**Exercise**
Your answer should be a single number: the count of lines that hold the word "bottom".

**Task data**

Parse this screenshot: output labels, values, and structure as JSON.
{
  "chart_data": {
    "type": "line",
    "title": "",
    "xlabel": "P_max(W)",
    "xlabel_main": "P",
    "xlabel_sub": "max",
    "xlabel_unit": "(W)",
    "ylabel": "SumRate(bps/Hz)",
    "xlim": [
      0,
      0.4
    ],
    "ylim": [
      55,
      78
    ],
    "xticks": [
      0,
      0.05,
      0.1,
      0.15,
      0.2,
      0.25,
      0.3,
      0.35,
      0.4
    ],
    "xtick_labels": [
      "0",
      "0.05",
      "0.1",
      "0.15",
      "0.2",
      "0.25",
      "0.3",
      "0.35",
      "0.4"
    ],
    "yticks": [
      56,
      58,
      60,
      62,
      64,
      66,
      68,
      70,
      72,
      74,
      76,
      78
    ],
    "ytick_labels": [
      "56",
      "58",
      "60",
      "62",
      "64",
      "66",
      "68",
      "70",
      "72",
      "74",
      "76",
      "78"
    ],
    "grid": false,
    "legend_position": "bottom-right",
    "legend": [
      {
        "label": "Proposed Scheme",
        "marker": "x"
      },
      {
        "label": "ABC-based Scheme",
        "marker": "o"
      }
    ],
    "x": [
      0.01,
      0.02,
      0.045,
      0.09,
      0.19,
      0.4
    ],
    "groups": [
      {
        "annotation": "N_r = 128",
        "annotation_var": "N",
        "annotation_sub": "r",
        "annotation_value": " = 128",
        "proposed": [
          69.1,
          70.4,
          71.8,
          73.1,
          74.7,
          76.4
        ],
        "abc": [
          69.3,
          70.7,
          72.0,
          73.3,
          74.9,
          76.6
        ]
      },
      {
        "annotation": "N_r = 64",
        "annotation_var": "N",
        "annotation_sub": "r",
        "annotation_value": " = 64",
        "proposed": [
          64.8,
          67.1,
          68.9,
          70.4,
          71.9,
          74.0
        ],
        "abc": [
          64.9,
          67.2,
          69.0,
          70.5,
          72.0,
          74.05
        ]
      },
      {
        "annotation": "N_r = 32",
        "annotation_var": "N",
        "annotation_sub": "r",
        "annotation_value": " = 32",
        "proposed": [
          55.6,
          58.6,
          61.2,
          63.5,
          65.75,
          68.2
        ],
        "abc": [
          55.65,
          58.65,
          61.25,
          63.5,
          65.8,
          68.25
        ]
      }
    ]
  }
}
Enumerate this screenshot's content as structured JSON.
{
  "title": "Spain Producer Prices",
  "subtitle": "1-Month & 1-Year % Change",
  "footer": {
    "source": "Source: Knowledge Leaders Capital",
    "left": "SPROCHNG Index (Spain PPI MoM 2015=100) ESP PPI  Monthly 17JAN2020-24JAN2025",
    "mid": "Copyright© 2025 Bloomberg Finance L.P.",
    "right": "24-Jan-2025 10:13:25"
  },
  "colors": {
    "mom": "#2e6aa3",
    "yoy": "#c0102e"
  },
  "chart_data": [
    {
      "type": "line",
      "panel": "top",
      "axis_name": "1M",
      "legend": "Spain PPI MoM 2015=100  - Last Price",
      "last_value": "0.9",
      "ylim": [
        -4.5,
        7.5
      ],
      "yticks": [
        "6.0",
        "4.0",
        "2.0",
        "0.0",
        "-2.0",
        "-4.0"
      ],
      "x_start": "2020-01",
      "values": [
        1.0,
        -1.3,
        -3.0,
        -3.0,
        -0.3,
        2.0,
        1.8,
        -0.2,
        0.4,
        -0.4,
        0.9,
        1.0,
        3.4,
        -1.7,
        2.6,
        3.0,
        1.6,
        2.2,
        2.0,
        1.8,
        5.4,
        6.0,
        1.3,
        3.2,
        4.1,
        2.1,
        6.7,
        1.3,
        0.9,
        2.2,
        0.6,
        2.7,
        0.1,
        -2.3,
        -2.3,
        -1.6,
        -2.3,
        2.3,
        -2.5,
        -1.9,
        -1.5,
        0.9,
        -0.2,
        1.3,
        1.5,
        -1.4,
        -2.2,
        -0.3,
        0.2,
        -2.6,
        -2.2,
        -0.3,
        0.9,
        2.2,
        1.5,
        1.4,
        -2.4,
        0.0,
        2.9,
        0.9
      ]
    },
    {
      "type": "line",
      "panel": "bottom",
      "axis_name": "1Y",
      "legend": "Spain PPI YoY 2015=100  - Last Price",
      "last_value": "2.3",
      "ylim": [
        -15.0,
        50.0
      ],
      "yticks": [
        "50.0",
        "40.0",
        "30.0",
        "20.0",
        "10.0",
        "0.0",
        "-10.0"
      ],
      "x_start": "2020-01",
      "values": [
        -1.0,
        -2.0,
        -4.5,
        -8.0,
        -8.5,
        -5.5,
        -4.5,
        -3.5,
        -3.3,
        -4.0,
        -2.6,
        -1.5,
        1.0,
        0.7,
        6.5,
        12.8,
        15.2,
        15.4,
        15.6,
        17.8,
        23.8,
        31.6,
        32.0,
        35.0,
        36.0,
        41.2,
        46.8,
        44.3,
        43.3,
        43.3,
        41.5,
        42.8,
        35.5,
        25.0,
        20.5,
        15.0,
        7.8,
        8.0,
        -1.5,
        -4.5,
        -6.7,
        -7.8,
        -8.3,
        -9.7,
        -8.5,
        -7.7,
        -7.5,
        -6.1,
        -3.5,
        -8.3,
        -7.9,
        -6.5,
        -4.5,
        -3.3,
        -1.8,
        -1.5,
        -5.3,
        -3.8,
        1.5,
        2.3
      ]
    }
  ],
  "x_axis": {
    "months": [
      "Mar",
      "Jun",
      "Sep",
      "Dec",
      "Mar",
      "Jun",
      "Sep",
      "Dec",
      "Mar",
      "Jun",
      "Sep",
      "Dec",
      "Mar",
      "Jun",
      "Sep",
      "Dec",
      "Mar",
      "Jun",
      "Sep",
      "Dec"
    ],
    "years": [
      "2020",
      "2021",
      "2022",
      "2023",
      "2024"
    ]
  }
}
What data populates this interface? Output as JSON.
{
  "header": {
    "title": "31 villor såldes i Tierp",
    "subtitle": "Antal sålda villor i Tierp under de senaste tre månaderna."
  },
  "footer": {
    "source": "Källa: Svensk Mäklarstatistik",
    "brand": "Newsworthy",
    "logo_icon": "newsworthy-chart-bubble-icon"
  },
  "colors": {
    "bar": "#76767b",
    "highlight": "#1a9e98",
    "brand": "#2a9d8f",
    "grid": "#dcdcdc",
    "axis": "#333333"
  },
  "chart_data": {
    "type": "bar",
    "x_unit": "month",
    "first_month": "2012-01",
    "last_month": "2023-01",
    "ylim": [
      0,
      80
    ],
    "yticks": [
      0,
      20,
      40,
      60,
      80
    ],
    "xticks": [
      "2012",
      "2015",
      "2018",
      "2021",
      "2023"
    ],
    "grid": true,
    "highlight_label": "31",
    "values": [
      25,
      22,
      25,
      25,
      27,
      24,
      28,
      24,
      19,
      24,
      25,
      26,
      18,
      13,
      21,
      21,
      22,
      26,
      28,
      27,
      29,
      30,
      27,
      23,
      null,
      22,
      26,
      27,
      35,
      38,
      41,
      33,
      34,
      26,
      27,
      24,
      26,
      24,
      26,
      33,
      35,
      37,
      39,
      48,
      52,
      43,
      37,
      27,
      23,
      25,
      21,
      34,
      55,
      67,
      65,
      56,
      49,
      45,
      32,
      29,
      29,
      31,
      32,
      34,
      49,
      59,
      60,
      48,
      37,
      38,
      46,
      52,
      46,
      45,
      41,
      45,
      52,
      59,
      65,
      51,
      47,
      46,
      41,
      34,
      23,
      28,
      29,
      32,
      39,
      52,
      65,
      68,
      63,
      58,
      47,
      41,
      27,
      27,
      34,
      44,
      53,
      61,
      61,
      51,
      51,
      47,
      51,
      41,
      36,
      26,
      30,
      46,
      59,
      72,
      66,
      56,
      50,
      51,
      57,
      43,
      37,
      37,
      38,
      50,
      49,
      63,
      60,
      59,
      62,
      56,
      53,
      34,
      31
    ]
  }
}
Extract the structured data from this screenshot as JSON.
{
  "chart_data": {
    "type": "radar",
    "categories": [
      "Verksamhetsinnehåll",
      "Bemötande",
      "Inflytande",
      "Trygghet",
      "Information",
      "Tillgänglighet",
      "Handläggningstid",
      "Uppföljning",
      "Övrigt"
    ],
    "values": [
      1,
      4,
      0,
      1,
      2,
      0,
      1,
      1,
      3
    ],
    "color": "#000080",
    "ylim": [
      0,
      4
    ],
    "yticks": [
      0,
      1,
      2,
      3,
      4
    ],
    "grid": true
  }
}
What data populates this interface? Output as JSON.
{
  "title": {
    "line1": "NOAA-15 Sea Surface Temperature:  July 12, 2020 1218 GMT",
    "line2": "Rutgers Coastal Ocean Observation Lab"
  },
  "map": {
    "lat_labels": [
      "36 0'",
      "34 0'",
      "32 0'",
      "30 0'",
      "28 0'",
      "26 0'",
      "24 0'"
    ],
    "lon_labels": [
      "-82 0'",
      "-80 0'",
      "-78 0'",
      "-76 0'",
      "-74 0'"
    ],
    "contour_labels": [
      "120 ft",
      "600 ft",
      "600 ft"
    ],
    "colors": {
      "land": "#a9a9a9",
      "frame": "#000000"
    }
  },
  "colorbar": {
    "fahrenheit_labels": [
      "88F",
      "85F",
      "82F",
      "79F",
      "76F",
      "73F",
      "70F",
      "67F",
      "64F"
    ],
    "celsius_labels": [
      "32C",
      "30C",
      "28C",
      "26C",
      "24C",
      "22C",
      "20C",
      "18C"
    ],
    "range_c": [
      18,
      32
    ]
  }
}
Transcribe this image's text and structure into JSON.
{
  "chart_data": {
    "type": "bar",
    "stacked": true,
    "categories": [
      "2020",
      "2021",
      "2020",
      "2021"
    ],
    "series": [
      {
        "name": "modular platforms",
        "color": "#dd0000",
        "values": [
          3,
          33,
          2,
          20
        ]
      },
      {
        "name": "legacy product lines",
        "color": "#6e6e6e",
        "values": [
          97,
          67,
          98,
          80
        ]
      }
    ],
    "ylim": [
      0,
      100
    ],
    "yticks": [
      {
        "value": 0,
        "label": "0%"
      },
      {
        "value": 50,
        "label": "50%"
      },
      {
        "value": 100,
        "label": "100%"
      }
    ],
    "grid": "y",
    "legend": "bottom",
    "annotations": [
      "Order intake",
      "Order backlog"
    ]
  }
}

**Answer to this problem**
3